# [DATASET CONTENT]
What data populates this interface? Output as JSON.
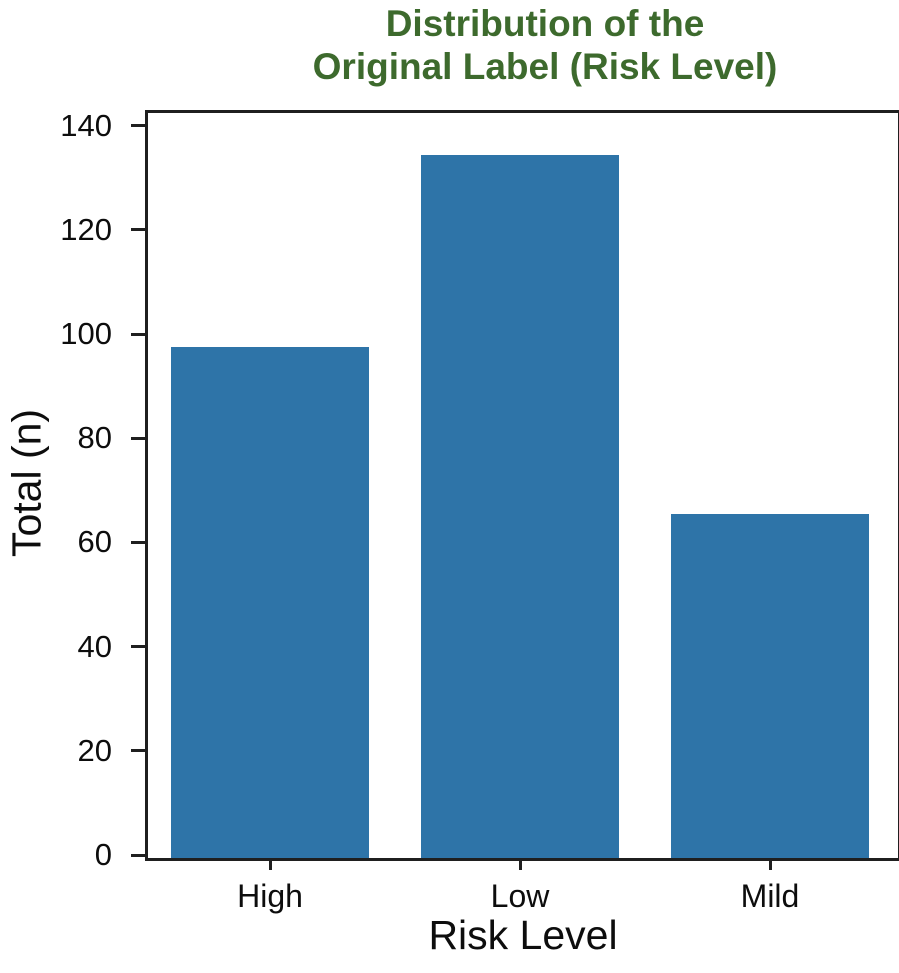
{
  "chart": {
    "title_line1": "Distribution of the",
    "title_line2": "Original Label (Risk Level)",
    "xlabel": "Risk Level",
    "ylabel": "Total (n)"
  },
  "chart_data": {
    "type": "bar",
    "categories": [
      "High",
      "Low",
      "Mild"
    ],
    "values": [
      98,
      135,
      66
    ],
    "title": "Distribution of the Original Label (Risk Level)",
    "xlabel": "Risk Level",
    "ylabel": "Total (n)",
    "ylim": [
      0,
      143
    ],
    "yticks": [
      0,
      20,
      40,
      60,
      80,
      100,
      120,
      140
    ],
    "grid": false,
    "legend": "none",
    "bar_color": "#2e74a8",
    "title_color": "#3d6a2d",
    "axis_color": "#1f1f1f"
  }
}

# [YOUR GOAL]
Give back every line exactly as it stands, pictures excluded.

# [RESULT OF THIS EXERCISE]
What data populates this interface? Output as JSON.
{
  "chart": {
    "title_line1": "Distribution of the",
    "title_line2": "Original Label (Risk Level)",
    "xlabel": "Risk Level",
    "ylabel": "Total (n)"
  },
  "chart_data": {
    "type": "bar",
    "categories": [
      "High",
      "Low",
      "Mild"
    ],
    "values": [
      98,
      135,
      66
    ],
    "title": "Distribution of the Original Label (Risk Level)",
    "xlabel": "Risk Level",
    "ylabel": "Total (n)",
    "ylim": [
      0,
      143
    ],
    "yticks": [
      0,
      20,
      40,
      60,
      80,
      100,
      120,
      140
    ],
    "grid": false,
    "legend": "none",
    "bar_color": "#2e74a8",
    "title_color": "#3d6a2d",
    "axis_color": "#1f1f1f"
  }
}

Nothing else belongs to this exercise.